• [Entries]
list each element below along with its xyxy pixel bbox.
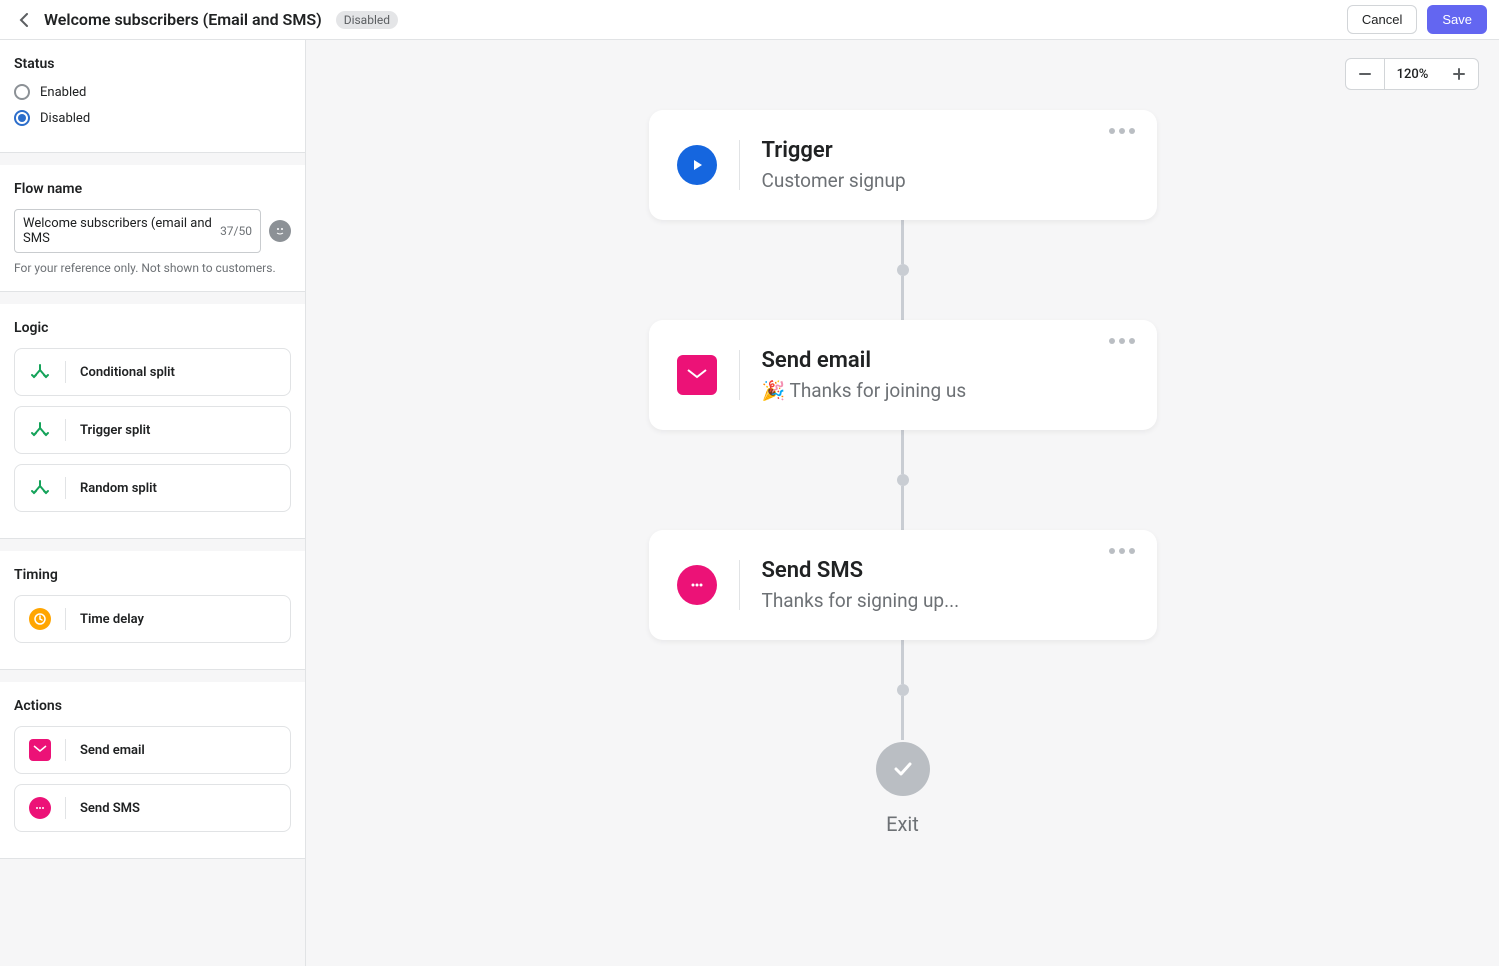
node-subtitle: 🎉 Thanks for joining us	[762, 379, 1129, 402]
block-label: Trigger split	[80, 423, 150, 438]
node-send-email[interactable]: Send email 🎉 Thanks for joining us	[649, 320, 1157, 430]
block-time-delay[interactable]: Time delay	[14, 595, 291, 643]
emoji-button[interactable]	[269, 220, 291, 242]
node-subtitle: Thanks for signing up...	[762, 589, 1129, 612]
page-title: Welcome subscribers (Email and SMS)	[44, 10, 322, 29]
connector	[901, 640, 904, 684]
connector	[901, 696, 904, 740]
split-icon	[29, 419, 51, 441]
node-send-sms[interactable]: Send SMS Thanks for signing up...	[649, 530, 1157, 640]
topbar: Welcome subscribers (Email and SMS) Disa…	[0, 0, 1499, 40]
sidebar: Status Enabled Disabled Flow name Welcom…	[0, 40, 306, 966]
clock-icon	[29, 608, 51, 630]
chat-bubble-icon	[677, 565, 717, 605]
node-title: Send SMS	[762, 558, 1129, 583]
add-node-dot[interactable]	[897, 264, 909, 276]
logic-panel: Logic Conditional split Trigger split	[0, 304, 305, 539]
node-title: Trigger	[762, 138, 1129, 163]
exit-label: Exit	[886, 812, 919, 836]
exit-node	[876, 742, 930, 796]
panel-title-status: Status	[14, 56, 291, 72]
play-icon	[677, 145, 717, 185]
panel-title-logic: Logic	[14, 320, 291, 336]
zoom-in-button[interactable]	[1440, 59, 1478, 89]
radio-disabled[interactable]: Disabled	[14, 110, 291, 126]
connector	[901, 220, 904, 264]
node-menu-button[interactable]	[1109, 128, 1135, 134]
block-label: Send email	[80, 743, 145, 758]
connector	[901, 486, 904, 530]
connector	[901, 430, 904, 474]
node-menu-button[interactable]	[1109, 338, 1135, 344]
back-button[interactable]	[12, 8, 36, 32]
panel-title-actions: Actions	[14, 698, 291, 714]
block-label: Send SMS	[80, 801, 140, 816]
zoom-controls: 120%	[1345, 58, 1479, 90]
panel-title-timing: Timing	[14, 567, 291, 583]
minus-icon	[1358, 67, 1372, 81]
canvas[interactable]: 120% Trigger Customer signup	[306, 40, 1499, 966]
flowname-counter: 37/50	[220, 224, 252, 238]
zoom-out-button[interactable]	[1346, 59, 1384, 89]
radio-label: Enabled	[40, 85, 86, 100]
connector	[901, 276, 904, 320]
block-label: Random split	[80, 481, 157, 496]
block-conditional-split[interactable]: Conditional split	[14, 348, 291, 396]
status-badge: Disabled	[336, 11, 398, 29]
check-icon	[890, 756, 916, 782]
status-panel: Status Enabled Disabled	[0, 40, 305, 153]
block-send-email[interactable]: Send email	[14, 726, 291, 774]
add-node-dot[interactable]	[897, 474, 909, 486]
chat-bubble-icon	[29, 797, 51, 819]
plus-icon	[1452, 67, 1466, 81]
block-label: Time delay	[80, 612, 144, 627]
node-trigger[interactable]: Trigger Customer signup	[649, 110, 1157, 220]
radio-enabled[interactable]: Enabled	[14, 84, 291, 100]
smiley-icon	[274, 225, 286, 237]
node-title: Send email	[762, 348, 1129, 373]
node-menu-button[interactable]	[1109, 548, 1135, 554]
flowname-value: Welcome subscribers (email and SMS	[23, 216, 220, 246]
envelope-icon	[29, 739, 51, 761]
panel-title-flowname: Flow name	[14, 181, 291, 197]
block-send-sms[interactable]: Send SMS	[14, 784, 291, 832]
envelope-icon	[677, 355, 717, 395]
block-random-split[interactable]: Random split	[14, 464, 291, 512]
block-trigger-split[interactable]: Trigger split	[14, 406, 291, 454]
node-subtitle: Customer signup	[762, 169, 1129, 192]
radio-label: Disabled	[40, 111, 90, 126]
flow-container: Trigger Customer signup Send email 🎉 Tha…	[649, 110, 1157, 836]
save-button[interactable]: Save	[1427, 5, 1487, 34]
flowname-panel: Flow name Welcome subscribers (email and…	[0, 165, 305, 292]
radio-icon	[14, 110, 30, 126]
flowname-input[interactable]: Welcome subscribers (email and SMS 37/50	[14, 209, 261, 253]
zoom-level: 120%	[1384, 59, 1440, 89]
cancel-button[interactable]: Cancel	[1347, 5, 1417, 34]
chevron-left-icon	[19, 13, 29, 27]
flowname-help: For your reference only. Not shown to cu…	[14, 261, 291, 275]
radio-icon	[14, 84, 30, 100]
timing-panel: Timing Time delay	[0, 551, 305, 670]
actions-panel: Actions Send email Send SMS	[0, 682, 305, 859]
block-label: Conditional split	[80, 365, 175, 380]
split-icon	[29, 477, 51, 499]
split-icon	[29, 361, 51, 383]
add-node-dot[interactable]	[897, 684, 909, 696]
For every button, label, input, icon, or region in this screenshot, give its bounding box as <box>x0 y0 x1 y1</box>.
--
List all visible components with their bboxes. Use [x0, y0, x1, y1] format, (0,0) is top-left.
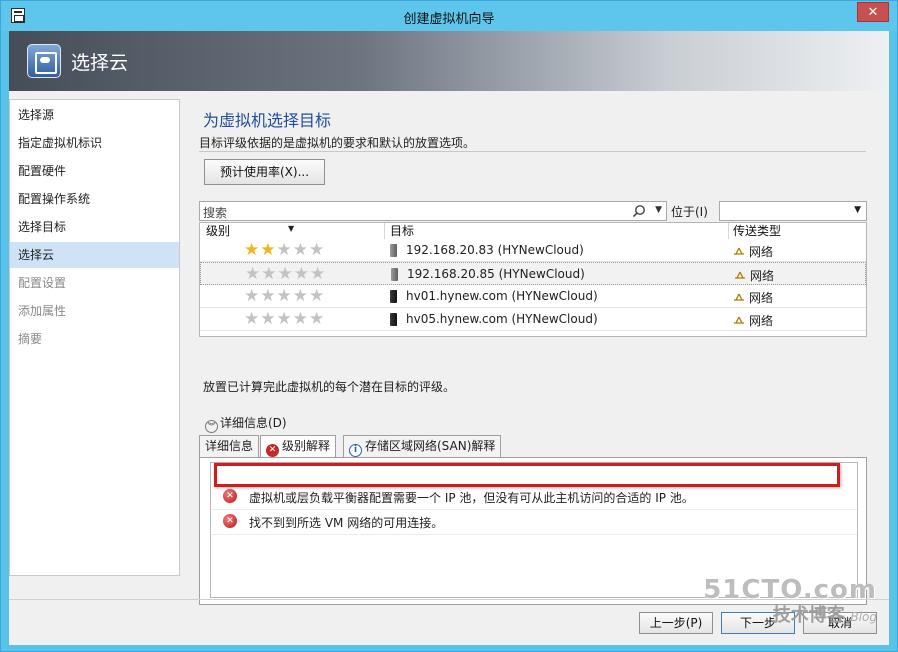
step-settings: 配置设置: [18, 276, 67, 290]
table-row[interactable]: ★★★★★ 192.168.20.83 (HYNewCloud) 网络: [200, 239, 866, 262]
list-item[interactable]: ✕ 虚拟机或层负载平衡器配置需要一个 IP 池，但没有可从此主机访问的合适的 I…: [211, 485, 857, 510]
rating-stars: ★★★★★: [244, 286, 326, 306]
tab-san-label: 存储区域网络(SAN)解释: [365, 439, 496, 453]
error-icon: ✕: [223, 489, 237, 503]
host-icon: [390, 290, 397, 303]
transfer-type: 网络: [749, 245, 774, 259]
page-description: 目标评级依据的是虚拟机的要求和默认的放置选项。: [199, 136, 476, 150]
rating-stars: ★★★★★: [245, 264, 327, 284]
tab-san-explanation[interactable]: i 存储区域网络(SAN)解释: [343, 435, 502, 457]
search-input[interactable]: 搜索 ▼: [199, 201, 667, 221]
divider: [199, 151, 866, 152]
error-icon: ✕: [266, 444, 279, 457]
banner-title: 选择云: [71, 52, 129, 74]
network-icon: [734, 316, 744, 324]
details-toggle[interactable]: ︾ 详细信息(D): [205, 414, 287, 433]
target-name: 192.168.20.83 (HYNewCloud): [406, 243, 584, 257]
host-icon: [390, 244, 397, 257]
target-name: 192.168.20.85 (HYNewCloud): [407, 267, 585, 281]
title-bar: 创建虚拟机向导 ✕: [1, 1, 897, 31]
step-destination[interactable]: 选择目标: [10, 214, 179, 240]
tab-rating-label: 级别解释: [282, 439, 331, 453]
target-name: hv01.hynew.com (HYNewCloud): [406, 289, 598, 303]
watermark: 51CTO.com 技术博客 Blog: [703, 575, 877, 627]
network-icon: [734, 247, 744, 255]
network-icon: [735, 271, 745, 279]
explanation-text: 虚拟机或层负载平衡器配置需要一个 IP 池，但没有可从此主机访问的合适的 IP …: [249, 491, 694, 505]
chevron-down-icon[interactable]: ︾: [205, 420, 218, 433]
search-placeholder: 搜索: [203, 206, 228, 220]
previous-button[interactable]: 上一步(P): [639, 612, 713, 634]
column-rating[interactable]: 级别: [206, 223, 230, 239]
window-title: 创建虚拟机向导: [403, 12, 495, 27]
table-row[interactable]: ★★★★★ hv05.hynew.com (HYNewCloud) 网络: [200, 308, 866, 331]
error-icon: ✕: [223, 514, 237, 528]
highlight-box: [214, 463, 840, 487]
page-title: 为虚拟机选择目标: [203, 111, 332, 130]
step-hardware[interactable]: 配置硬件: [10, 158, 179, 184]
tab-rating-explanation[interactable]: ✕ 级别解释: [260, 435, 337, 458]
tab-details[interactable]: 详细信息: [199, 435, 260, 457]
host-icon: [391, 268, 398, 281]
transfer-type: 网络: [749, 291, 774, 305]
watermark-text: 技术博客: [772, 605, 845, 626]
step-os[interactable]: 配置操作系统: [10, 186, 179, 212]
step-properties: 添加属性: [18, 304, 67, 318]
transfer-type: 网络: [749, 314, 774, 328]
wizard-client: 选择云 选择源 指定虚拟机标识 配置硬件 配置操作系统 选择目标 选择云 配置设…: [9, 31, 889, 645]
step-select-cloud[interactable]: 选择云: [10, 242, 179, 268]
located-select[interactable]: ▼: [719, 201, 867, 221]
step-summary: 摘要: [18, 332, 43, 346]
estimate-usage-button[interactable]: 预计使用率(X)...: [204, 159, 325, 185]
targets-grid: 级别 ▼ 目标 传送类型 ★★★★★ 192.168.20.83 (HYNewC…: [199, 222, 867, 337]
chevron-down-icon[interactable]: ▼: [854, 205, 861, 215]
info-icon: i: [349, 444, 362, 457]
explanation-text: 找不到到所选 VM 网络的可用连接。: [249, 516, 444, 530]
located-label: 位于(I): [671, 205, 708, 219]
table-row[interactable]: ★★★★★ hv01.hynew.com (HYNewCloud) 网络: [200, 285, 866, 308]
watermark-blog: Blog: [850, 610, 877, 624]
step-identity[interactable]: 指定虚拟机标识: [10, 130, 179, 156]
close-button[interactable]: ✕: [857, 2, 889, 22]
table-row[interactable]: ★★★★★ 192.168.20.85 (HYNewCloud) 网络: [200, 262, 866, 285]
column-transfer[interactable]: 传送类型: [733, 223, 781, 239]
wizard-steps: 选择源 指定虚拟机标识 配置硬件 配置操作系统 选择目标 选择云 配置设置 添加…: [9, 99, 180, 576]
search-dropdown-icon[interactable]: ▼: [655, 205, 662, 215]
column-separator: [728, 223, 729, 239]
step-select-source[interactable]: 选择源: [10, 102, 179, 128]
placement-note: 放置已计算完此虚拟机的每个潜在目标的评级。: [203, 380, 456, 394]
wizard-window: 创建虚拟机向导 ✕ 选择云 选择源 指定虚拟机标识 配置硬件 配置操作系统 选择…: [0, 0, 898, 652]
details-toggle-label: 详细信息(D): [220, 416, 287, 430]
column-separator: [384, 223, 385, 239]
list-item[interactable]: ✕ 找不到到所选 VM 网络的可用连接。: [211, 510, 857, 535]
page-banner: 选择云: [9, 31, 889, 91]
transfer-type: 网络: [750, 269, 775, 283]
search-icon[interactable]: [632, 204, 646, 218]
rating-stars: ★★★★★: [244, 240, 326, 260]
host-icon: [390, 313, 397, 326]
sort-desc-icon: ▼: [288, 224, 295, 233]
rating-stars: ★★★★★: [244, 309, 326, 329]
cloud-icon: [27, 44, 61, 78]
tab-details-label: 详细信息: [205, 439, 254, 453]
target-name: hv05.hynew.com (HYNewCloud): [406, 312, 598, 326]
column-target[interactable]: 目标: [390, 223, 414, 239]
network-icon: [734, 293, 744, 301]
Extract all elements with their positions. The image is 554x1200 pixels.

• [Aim of the task] Please rewrite the records from the line containing "step-settings: 配置设置: [18, 276, 67, 290]" through the line containing "transfer-type: 网络: [749, 245, 774, 259]", replacing "host-icon" with "server-icon" and leaving everything else unchanged.

• [Complete answer]
step-settings: 配置设置: [18, 276, 67, 290]
table-row[interactable]: ★★★★★ 192.168.20.83 (HYNewCloud) 网络: [200, 239, 866, 262]
list-item[interactable]: ✕ 虚拟机或层负载平衡器配置需要一个 IP 池，但没有可从此主机访问的合适的 I…: [211, 485, 857, 510]
rating-stars: ★★★★★: [244, 286, 326, 306]
tab-san-label: 存储区域网络(SAN)解释: [365, 439, 496, 453]
error-icon: ✕: [223, 489, 237, 503]
server-icon: [390, 290, 397, 303]
transfer-type: 网络: [749, 245, 774, 259]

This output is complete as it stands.